[Saved entries]
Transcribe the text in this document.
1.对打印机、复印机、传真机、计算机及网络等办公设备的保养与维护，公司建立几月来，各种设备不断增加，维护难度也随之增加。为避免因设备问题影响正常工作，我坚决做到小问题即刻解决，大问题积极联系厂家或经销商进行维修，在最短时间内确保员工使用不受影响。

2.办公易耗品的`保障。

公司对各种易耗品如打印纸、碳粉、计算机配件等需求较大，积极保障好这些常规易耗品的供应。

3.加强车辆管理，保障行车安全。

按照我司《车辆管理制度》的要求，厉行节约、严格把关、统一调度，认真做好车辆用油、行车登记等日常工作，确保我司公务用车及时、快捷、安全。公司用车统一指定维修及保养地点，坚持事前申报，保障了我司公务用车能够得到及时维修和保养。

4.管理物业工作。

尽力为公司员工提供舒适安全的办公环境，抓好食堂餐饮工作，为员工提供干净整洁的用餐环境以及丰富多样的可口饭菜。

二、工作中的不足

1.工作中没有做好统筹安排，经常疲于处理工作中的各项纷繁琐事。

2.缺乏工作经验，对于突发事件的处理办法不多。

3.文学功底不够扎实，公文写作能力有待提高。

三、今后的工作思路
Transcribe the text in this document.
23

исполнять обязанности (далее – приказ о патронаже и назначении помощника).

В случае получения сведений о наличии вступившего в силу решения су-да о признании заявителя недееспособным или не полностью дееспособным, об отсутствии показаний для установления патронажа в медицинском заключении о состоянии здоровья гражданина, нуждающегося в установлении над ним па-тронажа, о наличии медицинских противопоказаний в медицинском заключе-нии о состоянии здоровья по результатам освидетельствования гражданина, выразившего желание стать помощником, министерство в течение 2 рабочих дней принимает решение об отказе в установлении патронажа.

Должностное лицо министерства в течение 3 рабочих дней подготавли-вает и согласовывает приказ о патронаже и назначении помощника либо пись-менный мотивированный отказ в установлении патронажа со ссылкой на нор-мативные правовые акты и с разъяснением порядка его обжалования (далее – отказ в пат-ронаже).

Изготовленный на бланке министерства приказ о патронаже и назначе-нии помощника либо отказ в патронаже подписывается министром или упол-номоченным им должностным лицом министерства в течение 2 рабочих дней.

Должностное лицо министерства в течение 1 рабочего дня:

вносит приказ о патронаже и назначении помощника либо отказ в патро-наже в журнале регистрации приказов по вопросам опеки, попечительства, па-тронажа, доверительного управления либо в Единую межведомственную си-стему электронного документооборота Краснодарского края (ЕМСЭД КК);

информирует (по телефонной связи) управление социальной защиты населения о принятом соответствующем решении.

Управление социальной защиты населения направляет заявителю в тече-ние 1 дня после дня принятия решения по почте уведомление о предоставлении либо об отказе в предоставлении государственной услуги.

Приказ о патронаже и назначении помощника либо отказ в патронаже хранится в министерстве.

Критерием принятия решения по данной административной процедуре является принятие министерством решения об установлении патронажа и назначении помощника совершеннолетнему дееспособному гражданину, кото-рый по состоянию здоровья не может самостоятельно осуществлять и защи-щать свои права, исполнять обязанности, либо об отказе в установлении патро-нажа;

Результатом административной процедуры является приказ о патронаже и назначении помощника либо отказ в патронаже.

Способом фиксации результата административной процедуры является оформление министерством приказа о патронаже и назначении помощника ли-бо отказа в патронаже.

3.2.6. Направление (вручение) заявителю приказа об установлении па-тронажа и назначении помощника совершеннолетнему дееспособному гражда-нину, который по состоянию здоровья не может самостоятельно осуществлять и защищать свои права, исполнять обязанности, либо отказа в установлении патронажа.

▶ [EXERCISE INSTRUCTIONS]:
Determine how many lines of the data contain "защиты" and give nothing but that number.

▶ [RESULT]:
2